• YOUR GOAL
Which lines hold the word "House"? Copy each of them.

• MATERIAL SHOWN
[Begin]

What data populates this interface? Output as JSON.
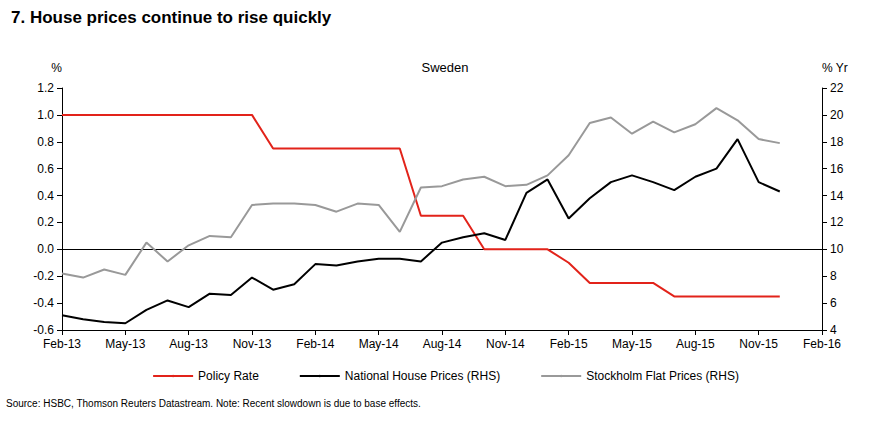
{
  "chart_data": {
    "type": "line",
    "title": "7. House prices continue to rise quickly",
    "subtitle": "Sweden",
    "ylabel": "%",
    "y2label": "% Yr",
    "annotations": [
      "Source: HSBC, Thomson Reuters Datastream. Note: Recent slowdown is due to base effects."
    ],
    "categories": [
      "Feb-13",
      null,
      null,
      "May-13",
      null,
      null,
      "Aug-13",
      null,
      null,
      "Nov-13",
      null,
      null,
      "Feb-14",
      null,
      null,
      "May-14",
      null,
      null,
      "Aug-14",
      null,
      null,
      "Nov-14",
      null,
      null,
      "Feb-15",
      null,
      null,
      "May-15",
      null,
      null,
      "Aug-15",
      null,
      null,
      "Nov-15",
      null,
      null,
      "Feb-16"
    ],
    "series": [
      {
        "name": "Policy Rate",
        "color": "#e2231a",
        "axis": "y",
        "values": [
          1.0,
          1.0,
          1.0,
          1.0,
          1.0,
          1.0,
          1.0,
          1.0,
          1.0,
          1.0,
          0.75,
          0.75,
          0.75,
          0.75,
          0.75,
          0.75,
          0.75,
          0.25,
          0.25,
          0.25,
          0.0,
          0.0,
          0.0,
          0.0,
          -0.1,
          -0.25,
          -0.25,
          -0.25,
          -0.25,
          -0.35,
          -0.35,
          -0.35,
          -0.35,
          -0.35,
          -0.35,
          null,
          null
        ]
      },
      {
        "name": "National House Prices (RHS)",
        "color": "#000000",
        "axis": "y2",
        "values": [
          5.1,
          4.8,
          4.6,
          4.5,
          5.5,
          6.2,
          5.7,
          6.7,
          6.6,
          7.9,
          7.0,
          7.4,
          8.9,
          8.8,
          9.1,
          9.3,
          9.3,
          9.1,
          10.5,
          10.9,
          11.2,
          10.7,
          14.2,
          15.2,
          12.3,
          13.8,
          15.0,
          15.5,
          15.0,
          14.4,
          15.4,
          16.0,
          18.2,
          15.0,
          14.3,
          null,
          null
        ]
      },
      {
        "name": "Stockholm Flat Prices (RHS)",
        "color": "#999999",
        "axis": "y2",
        "values": [
          8.2,
          7.9,
          8.5,
          8.1,
          10.5,
          9.1,
          10.3,
          11.0,
          10.9,
          13.3,
          13.4,
          13.4,
          13.3,
          12.8,
          13.4,
          13.3,
          11.3,
          14.6,
          14.7,
          15.2,
          15.4,
          14.7,
          14.8,
          15.5,
          17.0,
          19.4,
          19.8,
          18.6,
          19.5,
          18.7,
          19.3,
          20.5,
          19.6,
          18.2,
          17.9,
          null,
          null
        ]
      }
    ],
    "ylim": [
      -0.6,
      1.2
    ],
    "yticks": [
      -0.6,
      -0.4,
      -0.2,
      {
        "value": 0,
        "label": "0.0"
      },
      0.2,
      0.4,
      0.6,
      0.8,
      {
        "value": 1,
        "label": "1.0"
      },
      1.2
    ],
    "y2lim": [
      4,
      22
    ],
    "y2ticks": [
      4,
      6,
      8,
      10,
      12,
      14,
      16,
      18,
      20,
      22
    ],
    "legend": "bottom",
    "grid": false
  }
}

[End]

• RESPONSE TO THE EXERCISE
    "title": "7. House prices continue to rise quickly",
        "name": "National House Prices (RHS)",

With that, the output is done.